** begin SOURCE EXCERPT **

The management of all permanent reserved forest in Peninsular Malaysia is certified as complying with a scheme - the Malaysia Timber Certification Scheme - which is deemed to indicate legality by the UK government[*] and which is endorsed by the PEFC, although there have been some criticism[p5]. However, very little of this is exported with a chain of custody.[p5] The great majority of Peninsula Malaysia's timber exports derive from such forest. Operators should demand a chain of custody for all the timber in consignments which they purchase in order to minimise the risk that these are contaminated by illegal timber. The quantity of illegal timber entering Peninsular Malaysia and its free zones is likely to be smaller than it was a decade ago[slides 10 & 11][p25][p7-p14], although a member of parliament has been linked to such imports[*] and there are occasional reports of illegal logging, including in protected areas. The legal status of timber logged elsewhere in Peninsular Malaysia is likely to be be more difficult to assess, particularly if the ruling party has an interest[footnote 8 p543].
2) - Species:
Sarawak (and Indonesia) restricts the export of products made from a number of tree species, notably ulin Eusideroxylon zwageri[*]. Despite Malaysian resistance[¶1 p2], Ramin Gonystylus spp. is listed in CITES. The IUCN Red List[*] suggests that the conservation status of most species of trees from which Malaysia's exports of tropical timber derive is either vulnerable or more serverely threatened with extinction - notably several species of Shorea, including most forms of dark red meranti (other than Shorea curtisii) (which account for most tropical timber production in Peniunsular Malaysia[*], Sarawak [Table 2.2], and presumably Sabah) and some forms of selangan batu / bangkirai / yellow balau[*] (other than Shorea laevis). Their conservation status is similar to that of those species of Dipterocarpus (which includes keruing), Palaquium (which includes nyatoh), Dryobalanops (which includes kapur) and Anisoptera (which includes mersawa) which grow in Malaysia. Other species, such as Koompassia (which includes kempas) and Dyera (which includes jelutong) appear to be less vulnerable. The status of tropical timber species is likely to have deteriorated since their entries in IUCN Red List were last revised (during the 1990s).
3) - Products:
Peninsular Malaysia accounted for approximately three quarters of the total during 2009. Sabah accounted for almost all the rest from Sabah. At least some of the former will have been supplied from FSC-certified forest with a chain of custody.
Repeated exposés of illegality and unsustainability in Sarawak's timber sector have obliged a number of importers in the EU to cease importing plywood from Sarawak.[p30] Almost all the plywood exported from Malaysia during 2009 was supplied from Peninsular Malaysia.

** end SOURCE EXCERPT **
** begin GIVEN DATA **

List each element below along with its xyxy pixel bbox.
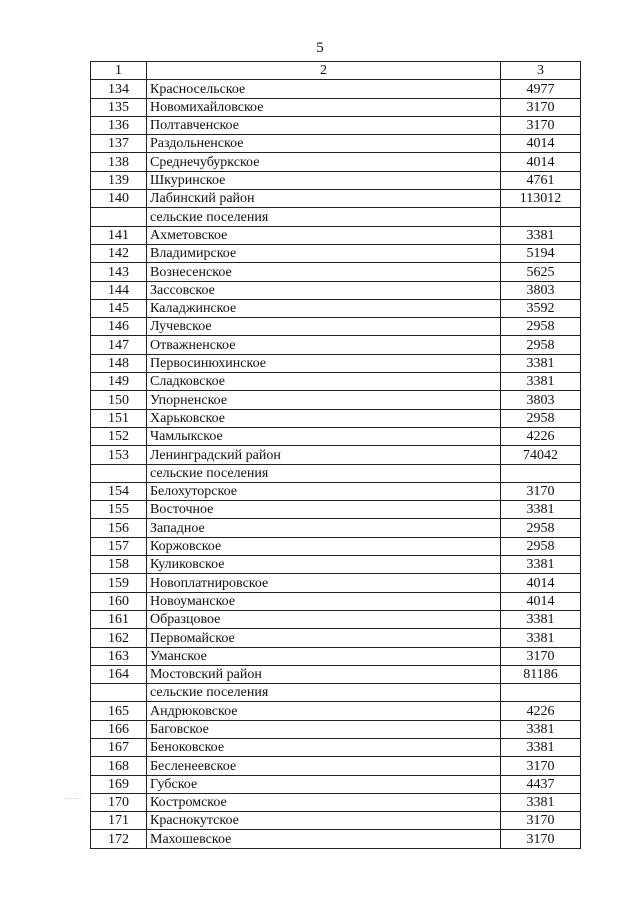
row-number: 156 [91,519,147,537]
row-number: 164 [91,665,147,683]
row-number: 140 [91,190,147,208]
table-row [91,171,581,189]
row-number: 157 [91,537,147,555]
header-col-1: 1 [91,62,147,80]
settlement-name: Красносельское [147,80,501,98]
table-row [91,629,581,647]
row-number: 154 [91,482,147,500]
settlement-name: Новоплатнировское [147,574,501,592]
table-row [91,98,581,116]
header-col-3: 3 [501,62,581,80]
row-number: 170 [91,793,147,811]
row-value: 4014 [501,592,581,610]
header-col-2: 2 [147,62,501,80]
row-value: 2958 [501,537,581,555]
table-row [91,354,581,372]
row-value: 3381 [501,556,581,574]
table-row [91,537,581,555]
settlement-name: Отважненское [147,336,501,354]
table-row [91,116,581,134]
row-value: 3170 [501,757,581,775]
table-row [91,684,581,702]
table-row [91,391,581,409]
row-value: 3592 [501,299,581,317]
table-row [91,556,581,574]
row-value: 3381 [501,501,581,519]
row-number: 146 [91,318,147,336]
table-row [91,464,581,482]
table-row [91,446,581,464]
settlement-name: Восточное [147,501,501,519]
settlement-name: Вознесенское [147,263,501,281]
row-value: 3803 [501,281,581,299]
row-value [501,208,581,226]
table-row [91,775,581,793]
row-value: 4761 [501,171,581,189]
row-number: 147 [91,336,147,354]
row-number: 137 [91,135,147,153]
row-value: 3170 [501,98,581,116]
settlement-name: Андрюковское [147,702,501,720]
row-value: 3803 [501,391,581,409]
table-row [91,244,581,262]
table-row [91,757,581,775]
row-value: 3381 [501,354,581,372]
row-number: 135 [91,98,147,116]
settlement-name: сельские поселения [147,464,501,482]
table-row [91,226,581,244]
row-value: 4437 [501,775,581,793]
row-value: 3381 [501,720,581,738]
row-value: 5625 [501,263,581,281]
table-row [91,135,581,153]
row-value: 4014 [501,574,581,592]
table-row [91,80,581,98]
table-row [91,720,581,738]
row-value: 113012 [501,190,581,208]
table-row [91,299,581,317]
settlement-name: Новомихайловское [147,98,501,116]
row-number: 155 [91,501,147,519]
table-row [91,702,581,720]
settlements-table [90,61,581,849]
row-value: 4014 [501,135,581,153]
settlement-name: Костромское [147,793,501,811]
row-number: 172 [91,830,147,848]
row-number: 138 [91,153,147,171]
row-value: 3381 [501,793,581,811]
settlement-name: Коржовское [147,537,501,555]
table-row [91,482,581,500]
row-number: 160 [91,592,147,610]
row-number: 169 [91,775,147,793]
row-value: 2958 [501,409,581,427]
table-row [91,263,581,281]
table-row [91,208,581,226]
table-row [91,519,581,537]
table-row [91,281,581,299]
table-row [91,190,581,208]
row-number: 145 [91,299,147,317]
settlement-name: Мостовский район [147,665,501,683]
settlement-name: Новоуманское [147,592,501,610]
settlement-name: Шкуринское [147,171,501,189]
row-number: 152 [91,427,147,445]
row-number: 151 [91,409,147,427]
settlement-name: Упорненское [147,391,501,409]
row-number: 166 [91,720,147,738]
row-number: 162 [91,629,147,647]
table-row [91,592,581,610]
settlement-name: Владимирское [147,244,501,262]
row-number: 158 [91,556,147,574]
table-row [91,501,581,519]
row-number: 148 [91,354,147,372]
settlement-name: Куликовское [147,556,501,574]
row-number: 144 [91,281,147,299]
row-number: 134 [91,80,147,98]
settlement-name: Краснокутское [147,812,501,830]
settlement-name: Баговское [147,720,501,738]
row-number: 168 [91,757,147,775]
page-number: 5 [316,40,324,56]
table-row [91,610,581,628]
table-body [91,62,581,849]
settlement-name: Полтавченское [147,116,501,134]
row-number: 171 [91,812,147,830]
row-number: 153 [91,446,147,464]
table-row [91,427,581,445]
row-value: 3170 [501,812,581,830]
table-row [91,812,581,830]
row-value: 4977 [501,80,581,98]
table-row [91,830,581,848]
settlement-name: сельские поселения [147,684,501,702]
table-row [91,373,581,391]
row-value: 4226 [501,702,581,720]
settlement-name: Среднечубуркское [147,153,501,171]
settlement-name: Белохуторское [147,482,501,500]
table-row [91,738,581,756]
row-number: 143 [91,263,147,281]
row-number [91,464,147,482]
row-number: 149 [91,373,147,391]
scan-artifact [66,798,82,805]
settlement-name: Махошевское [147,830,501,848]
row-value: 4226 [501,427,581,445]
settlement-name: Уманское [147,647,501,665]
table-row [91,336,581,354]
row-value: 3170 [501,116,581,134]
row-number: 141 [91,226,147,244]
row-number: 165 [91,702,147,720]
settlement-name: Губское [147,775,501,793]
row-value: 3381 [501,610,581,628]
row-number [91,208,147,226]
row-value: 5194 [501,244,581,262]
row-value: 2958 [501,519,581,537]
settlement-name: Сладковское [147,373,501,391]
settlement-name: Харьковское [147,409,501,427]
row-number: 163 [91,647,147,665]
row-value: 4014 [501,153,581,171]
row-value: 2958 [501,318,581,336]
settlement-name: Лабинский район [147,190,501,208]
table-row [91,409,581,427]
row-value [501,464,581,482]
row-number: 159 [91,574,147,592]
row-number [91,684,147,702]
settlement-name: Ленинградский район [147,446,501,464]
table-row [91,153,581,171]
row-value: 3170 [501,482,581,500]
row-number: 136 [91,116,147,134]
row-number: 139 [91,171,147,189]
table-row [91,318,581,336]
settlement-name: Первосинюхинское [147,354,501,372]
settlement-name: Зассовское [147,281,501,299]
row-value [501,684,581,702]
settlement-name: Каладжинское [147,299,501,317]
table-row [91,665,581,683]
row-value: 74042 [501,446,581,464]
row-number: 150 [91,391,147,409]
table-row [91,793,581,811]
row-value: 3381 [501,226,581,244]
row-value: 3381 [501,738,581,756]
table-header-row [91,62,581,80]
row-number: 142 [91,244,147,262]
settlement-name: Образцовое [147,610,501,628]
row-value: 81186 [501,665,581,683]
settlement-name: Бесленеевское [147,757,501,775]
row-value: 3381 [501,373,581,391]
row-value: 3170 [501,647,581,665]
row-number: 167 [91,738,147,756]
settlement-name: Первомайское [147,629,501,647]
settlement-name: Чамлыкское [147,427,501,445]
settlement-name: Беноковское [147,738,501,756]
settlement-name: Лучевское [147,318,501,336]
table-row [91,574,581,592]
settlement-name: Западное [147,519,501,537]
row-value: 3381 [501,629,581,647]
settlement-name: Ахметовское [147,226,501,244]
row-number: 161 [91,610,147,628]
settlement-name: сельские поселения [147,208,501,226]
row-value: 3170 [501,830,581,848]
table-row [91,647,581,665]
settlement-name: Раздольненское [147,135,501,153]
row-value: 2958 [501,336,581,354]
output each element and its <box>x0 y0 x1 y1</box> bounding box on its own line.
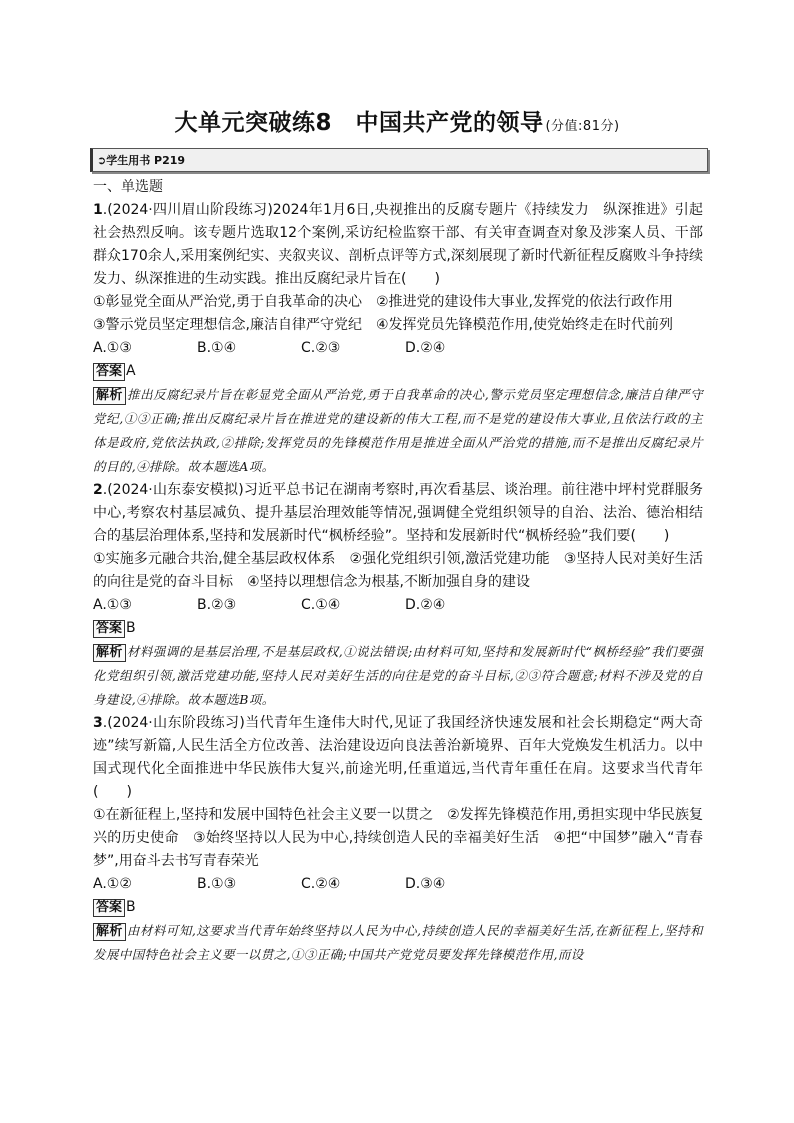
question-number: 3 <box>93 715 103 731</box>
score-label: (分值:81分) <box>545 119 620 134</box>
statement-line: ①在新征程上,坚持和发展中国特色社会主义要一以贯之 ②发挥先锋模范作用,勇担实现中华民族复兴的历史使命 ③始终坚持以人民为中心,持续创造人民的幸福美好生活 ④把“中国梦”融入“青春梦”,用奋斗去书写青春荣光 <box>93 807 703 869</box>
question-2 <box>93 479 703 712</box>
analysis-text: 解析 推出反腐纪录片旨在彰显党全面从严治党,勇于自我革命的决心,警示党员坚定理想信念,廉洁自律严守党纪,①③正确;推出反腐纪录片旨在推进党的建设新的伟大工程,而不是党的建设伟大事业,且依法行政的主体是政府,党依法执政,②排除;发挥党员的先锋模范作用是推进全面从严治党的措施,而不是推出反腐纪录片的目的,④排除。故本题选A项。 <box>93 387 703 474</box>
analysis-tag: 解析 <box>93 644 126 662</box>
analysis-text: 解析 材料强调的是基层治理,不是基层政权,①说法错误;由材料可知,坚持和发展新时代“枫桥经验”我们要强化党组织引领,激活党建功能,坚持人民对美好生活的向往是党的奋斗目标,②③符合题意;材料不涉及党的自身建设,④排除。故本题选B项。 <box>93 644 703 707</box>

** end GIVEN DATA **

> **SET PROBLEM 1**: Rewrite the lines of the records from the line with "question-number: 3 <box>93 715 103 731</box>" up to and including the line with "question-2 <box>93 479 703 712</box>", changing "score-label" to "points-label" and keeping everything else the same.
> **SET PROBLEM 2**: Carry on the text about Malaysian timber exports from its last sentence.

> **FINAL RESULT 1**:
question-number: 3 <box>93 715 103 731</box>
points-label: (分值:81分) <box>545 119 620 134</box>
statement-line: ①在新征程上,坚持和发展中国特色社会主义要一以贯之 ②发挥先锋模范作用,勇担实现中华民族复兴的历史使命 ③始终坚持以人民为中心,持续创造人民的幸福美好生活 ④把“中国梦”融入“青春梦”,用奋斗去书写青春荣光 <box>93 807 703 869</box>
question-2 <box>93 479 703 712</box>

> **FINAL RESULT 2**:
Roughly two thirds of the total was supplied from Peninsular Malaysia. Almost all the rest was supplied from Sabah. At least some of the former will have exported from FSC-certified forest with a chain of custody.
Most of the joinery exported from Malaysia (almost all from Peninsular Malaysia) is a composite of rubberwood and tropical timber, the latter providing the outer surface. As such the total weight exported is no more legal than the much smaller weight of tropical timber from which it has been made.
Until the EU (as a positive outcome of the declarations required under Regulation 995/2010) establishes - or the World Customs Organisation requires - commodity codes which distinguish between outdoor and indoor wooden furniture (and, preferably, between products made wholly from wood grown on plantations, forests or both), it will not be feasible to assess how much tropical timber is included in the EU's imports of wooden furniture from Malaysia. Most of the total is likely to be wholly of rubberwood (for use indoors). Outdoor furniture is likely to account for most of the quantity which is made wholly of tropical timber - some of the total of which might have originated in Burma or Indonesia.
Assessments of EU imports of other wood-based panels are not presented here because the quantities involved are negligible and the great majority derives from rubberwood[¶2.10] grown on long-established plantations in Peninsular Malaysia.[*] Panels made from residues arising from the milling of tropical timber - a particular concern in Sarawak (not least because this subsidises continued unsustainable management of forest) - are no more legal than the wood from which they derive.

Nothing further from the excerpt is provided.